Task to complete — In the listing below, pick out lines with "Jones".

** START OF Data excerpts **

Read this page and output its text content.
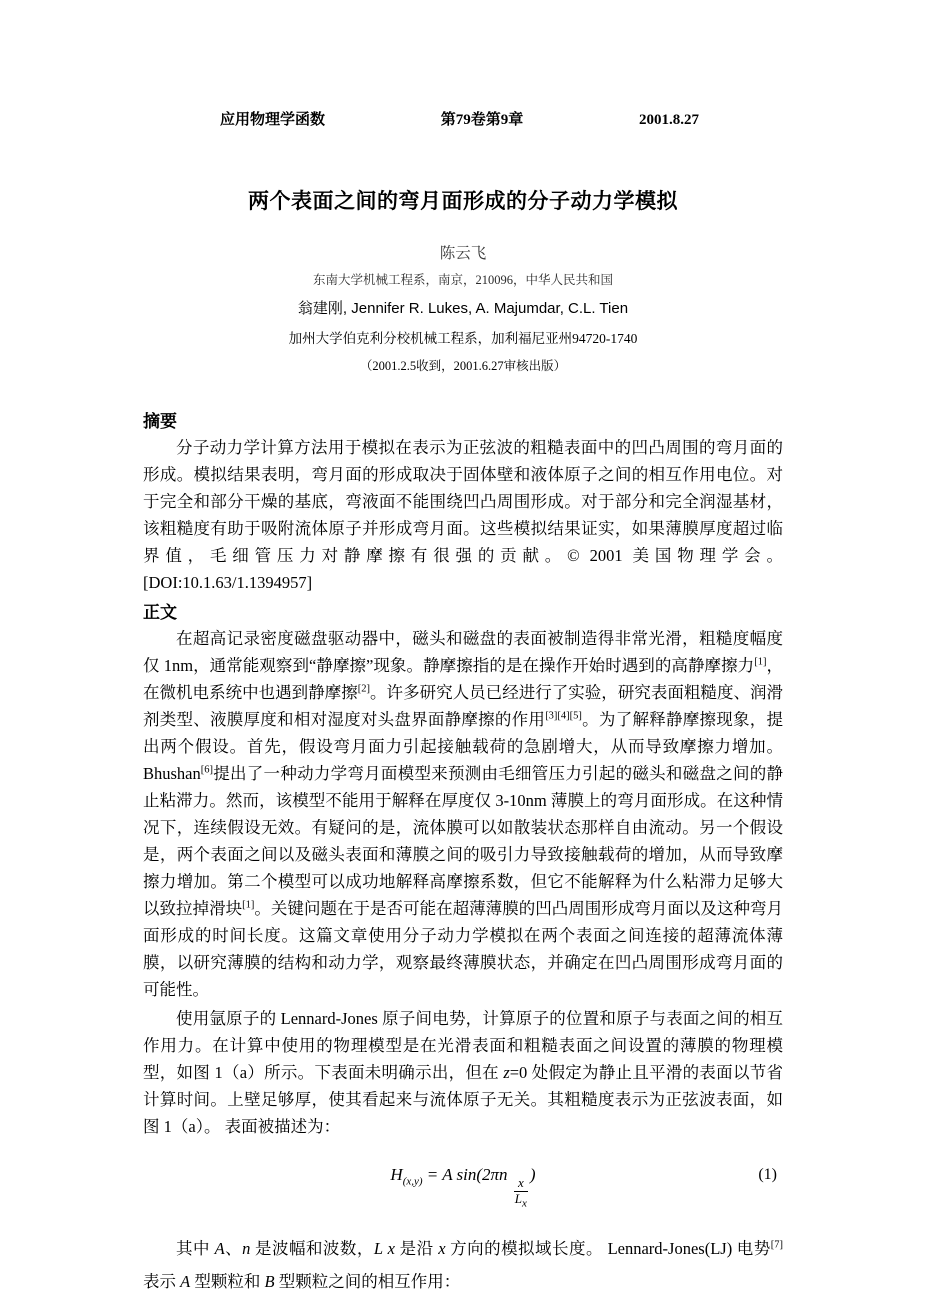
应用物理学函数	第79卷第9章	2001.8.27
两个表面之间的弯月面形成的分子动力学模拟
陈云飞
东南大学机械工程系，南京，210096，中华人民共和国
翁建刚, Jennifer R. Lukes, A. Majumdar, C.L. Tien
加州大学伯克利分校机械工程系，加利福尼亚州94720-1740
（2001.2.5收到，2001.6.27审核出版）
摘要

分子动力学计算方法用于模拟在表示为正弦波的粗糙表面中的凹凸周围的弯月面的形成。模拟结果表明，弯月面的形成取决于固体壁和液体原子之间的相互作用电位。对于完全和部分干燥的基底，弯液面不能围绕凹凸周围形成。对于部分和完全润湿基材，该粗糙度有助于吸附流体原子并形成弯月面。这些模拟结果证实，如果薄膜厚度超过临界值，毛细管压力对静摩擦有很强的贡献。© 2001 美国物理学会。[DOI:10.1.63/1.1394957]

正文

在超高记录密度磁盘驱动器中，磁头和磁盘的表面被制造得非常光滑，粗糙度幅度仅 1nm，通常能观察到“静摩擦”现象。静摩擦指的是在操作开始时遇到的高静摩擦力[1]，在微机电系统中也遇到静摩擦[2]。许多研究人员已经进行了实验，研究表面粗糙度、润滑剂类型、液膜厚度和相对湿度对头盘界面静摩擦的作用[3][4][5]。为了解释静摩擦现象，提出两个假设。首先，假设弯月面力引起接触载荷的急剧增大，从而导致摩擦力增加。Bhushan[6]提出了一种动力学弯月面模型来预测由毛细管压力引起的磁头和磁盘之间的静止粘滞力。然而，该模型不能用于解释在厚度仅 3-10nm 薄膜上的弯月面形成。在这种情况下，连续假设无效。有疑问的是，流体膜可以如散装状态那样自由流动。另一个假设是，两个表面之间以及磁头表面和薄膜之间的吸引力导致接触载荷的增加，从而导致摩擦力增加。第二个模型可以成功地解释高摩擦系数，但它不能解释为什么粘滞力足够大以致拉掉滑块[1]。关键问题在于是否可能在超薄薄膜的凹凸周围形成弯月面以及这种弯月面形成的时间长度。这篇文章使用分子动力学模拟在两个表面之间连接的超薄流体薄膜，以研究薄膜的结构和动力学，观察最终薄膜状态，并确定在凹凸周围形成弯月面的可能性。

使用氩原子的 Lennard-Jones 原子间电势，计算原子的位置和原子与表面之间的相互作用力。在计算中使用的物理模型是在光滑表面和粗糙表面之间设置的薄膜的物理模型，如图 1（a）所示。下表面未明确示出，但在 z=0 处假定为静止且平滑的表面以节省计算时间。上壁足够厚，使其看起来与流体原子无关。其粗糙度表示为正弦波表面，如图 1（a）。 表面被描述为：

$H_{(x,y)} = A$ sin(2πn
$\frac{x}{L_x}$
)	(1)

其中 A、n 是波幅和波数，L x 是沿 x 方向的模拟域长度。 Lennard-Jones(LJ) 电势[7]表示 A 型颗粒和 B 型颗粒之间的相互作用：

** END OF Data excerpts **

Reply —
使用氩原子的 Lennard-Jones 原子间电势，计算原子的位置和原子与表面之间的相互作用力。在计算中使用的物理模型是在光滑表面和粗糙表面之间设置的薄膜的物理模型，如图 1（a）所示。下表面未明确示出，但在 z=0 处假定为静止且平滑的表面以节省计算时间。上壁足够厚，使其看起来与流体原子无关。其粗糙度表示为正弦波表面，如图 1（a）。 表面被描述为：
其中 A、n 是波幅和波数，L x 是沿 x 方向的模拟域长度。 Lennard-Jones(LJ) 电势[7]表示 A 型颗粒和 B 型颗粒之间的相互作用：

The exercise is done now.